Given passage:
— start —

The short version
3.0 is the biggest release since the App Store launch. Same product, same no-ads, no-tracking stance — but this version closes a bunch of long-standing gaps that have been on the roadmap since day one. Weather, status banners, an anonymous server-side backup of your saved meets that powers organizer change alerts, Waze, and a complete polish pass on meet detail, the map sheet, the menu, and the login screen.
If you only read one section, read Headlines. If you want the full list, every change end users will actually notice is below, grouped by area.
And a first transparency report
Alongside this release we are publishing the April 2026 Transparency Report — a plain-language log of exactly what data the app collected this month, what changed, what we removed, who we relied on, and any government or legal request we received (this month: zero). It is the first one; we plan to publish one every month.
If a third party shows up in the user-facing render path, you will see it there. If a number on the privacy page would have changed, you will see that too. Read it alongside this changelog so the privacy-relevant items in 3.0 — Open-Meteo as a server-proxied weather source, the per-install saved-meets backup, push delivery telemetry — are framed in the same place we publish the what and the why.
Headlines
- Weather at the meet. Every meet detail page now shows the forecast for the meet's location and start time, including a precipitation chance and conditions summary. We proxy the data ourselves through a small
/api/weatherendpoint backed by Open-Meteo — see the April Transparency Report for the privacy details. - Cancellation and postponement banner. When an organizer marks a meet
cancelled,postponed, orupdated, the meet detail page now shows a high-contrast banner at the top with the reason and the time it was changed. This is the safety-critical "do not drive 45 minutes for nothing" feature, and it shows even on out-of-date native shells. - Deep links open the app. Tap a
https://detmeets.com/meet/123link in Instagram, Messages, or Mail and it opens directly in the native iOS app at that meet — cold start or warm./saved,/menu, and/mapare also supported; everything else falls through to the system browser as before. - Anonymous server-side backup of saved meets. Each install gets an opaque random identifier on first launch; saved meets and reminder choices are mirrored to the server keyed against that identifier. Two important caveats up front: the server has no idea who you are, and this is per-install, not cross-device — phone Safari, the iOS app, and your laptop browser are three different installs with three unrelated ids and three separate buckets. The real reason the backup exists is so the server can send you the meet-change push notifications below.
- Waze is in the maps picker alongside Apple Maps and Google Maps. The picker now also tells you which one will be listed first based on your preferred provider.

— end —

Problems:
(1) According to the changelog, how often does the team plan to publish a transparency report?
(2) Extract the changelog text from "The short version" to "grouped by area.".

(Dataset excerpt)
— start —

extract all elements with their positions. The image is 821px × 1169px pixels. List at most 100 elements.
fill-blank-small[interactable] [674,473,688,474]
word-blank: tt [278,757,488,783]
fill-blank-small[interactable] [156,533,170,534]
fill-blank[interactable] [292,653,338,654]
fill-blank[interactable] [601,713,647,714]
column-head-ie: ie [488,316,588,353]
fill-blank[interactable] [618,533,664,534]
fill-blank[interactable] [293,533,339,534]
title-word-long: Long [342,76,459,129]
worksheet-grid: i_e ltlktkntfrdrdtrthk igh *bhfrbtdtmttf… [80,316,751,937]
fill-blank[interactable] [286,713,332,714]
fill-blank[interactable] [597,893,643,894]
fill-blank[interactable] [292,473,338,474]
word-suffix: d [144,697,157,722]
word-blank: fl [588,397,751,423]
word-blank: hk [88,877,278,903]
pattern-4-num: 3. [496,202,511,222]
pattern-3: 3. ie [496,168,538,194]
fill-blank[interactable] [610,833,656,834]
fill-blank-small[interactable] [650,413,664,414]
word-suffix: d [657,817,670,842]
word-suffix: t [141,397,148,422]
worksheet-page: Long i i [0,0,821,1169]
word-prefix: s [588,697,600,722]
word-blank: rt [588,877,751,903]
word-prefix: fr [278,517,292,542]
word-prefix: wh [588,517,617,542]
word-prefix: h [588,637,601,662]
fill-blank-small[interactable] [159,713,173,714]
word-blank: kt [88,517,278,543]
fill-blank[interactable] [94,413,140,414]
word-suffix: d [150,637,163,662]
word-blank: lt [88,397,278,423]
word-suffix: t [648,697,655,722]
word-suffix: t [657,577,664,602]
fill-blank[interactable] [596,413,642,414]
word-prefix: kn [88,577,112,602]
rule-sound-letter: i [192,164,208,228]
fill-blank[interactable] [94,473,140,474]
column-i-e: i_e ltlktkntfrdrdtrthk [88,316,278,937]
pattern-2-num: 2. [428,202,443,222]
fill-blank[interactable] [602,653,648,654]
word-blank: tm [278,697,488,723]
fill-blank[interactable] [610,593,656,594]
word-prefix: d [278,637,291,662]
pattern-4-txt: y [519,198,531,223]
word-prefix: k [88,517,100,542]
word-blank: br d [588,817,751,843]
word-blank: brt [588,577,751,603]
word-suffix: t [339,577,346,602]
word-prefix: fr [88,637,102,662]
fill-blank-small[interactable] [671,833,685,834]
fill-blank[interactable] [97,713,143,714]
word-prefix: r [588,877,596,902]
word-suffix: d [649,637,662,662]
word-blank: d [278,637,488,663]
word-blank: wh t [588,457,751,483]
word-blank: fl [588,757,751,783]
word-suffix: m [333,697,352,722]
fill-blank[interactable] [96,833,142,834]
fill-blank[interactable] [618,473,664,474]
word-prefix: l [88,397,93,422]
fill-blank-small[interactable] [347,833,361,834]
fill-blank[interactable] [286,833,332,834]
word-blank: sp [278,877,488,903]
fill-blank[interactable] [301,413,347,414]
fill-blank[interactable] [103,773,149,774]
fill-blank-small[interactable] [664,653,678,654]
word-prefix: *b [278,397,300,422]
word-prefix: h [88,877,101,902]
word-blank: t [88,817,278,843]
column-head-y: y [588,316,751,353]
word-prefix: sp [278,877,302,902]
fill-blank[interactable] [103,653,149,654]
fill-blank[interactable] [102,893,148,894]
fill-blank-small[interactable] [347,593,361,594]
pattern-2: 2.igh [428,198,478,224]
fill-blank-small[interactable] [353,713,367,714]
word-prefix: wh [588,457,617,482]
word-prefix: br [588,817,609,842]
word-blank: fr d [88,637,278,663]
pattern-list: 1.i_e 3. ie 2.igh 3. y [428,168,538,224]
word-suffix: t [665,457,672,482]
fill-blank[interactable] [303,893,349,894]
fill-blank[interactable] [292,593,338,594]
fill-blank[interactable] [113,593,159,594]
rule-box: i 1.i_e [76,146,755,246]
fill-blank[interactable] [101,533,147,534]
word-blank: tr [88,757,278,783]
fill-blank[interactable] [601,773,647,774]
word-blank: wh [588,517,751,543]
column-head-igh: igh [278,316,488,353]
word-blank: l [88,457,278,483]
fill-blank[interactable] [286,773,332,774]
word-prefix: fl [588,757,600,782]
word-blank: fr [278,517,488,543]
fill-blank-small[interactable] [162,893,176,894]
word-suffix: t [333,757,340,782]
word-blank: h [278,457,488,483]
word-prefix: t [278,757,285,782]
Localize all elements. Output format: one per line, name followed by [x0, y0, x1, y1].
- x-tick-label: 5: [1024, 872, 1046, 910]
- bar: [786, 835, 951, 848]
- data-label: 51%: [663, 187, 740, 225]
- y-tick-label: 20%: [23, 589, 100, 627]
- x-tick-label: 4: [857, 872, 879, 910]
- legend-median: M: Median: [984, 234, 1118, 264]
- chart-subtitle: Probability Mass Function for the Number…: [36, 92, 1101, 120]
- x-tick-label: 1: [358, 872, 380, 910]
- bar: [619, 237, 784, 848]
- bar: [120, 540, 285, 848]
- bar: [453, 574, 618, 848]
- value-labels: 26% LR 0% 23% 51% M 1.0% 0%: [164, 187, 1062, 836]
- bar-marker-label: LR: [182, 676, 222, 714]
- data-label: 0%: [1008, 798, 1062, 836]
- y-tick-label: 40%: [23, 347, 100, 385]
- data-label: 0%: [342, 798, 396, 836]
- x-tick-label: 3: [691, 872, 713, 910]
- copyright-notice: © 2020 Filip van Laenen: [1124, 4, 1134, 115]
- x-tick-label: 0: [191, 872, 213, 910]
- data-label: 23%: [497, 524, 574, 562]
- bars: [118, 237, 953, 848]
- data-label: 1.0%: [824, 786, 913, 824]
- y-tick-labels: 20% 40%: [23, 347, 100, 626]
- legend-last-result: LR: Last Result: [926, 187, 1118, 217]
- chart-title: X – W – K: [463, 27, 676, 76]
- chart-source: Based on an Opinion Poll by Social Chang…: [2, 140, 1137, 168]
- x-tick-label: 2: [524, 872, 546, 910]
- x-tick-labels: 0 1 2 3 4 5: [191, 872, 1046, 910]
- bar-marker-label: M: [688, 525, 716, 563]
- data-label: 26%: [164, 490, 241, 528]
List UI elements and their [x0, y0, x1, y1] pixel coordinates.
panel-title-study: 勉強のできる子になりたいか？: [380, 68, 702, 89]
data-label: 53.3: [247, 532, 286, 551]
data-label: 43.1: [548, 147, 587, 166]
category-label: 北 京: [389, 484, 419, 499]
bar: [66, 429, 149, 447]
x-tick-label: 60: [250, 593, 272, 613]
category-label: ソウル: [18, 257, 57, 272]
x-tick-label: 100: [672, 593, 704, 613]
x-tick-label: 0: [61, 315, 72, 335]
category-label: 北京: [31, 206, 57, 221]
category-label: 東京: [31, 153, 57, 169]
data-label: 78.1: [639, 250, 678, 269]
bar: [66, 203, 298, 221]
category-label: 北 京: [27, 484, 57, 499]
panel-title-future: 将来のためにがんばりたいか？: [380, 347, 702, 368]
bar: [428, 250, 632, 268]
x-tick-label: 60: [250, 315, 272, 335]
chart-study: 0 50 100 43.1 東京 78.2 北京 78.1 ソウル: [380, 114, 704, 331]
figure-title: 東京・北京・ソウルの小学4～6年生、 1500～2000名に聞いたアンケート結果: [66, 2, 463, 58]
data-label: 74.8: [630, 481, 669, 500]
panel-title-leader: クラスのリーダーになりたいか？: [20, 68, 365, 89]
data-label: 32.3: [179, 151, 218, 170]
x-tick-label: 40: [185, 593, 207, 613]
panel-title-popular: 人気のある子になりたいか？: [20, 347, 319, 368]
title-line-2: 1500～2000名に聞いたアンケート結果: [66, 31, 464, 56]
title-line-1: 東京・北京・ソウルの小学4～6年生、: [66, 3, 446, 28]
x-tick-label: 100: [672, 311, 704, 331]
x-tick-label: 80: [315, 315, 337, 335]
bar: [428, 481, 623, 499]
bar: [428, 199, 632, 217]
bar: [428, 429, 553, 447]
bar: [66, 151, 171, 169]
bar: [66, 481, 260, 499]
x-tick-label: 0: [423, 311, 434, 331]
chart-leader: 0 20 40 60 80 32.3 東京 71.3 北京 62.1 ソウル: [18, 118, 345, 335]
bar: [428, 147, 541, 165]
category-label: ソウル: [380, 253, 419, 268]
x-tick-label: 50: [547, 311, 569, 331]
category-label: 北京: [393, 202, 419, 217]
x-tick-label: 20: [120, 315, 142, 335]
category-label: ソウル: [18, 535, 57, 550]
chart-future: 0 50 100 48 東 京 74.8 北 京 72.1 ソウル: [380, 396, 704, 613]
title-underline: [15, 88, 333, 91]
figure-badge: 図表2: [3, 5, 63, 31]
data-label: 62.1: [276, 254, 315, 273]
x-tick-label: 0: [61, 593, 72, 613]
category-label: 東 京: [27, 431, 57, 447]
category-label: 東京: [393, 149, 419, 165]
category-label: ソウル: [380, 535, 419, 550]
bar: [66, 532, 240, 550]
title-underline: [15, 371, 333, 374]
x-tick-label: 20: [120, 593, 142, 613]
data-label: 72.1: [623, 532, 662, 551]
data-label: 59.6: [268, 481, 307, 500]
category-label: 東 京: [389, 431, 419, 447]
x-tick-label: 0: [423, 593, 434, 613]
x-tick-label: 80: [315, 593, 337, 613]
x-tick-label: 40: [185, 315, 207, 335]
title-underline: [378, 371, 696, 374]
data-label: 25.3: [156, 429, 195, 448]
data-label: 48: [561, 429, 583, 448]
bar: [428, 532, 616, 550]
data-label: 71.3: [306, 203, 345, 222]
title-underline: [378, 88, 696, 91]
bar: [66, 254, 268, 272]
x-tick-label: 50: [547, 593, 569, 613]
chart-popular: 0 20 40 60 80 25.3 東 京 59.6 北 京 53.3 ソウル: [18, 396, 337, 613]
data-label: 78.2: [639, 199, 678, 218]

— end —

Responses to the exercise:
(1) Every month.

(2)
The short version
3.0 is the biggest release since the App Store launch. Same product, same no-ads, no-tracking stance — but this version closes a bunch of long-standing gaps that have been on the roadmap since day one. Weather, status banners, an anonymous server-side backup of your saved meets that powers organizer change alerts, Waze, and a complete polish pass on meet detail, the map sheet, the menu, and the login screen.
If you only read one section, read Headlines. If you want the full list, every change end users will actually notice is below, grouped by area.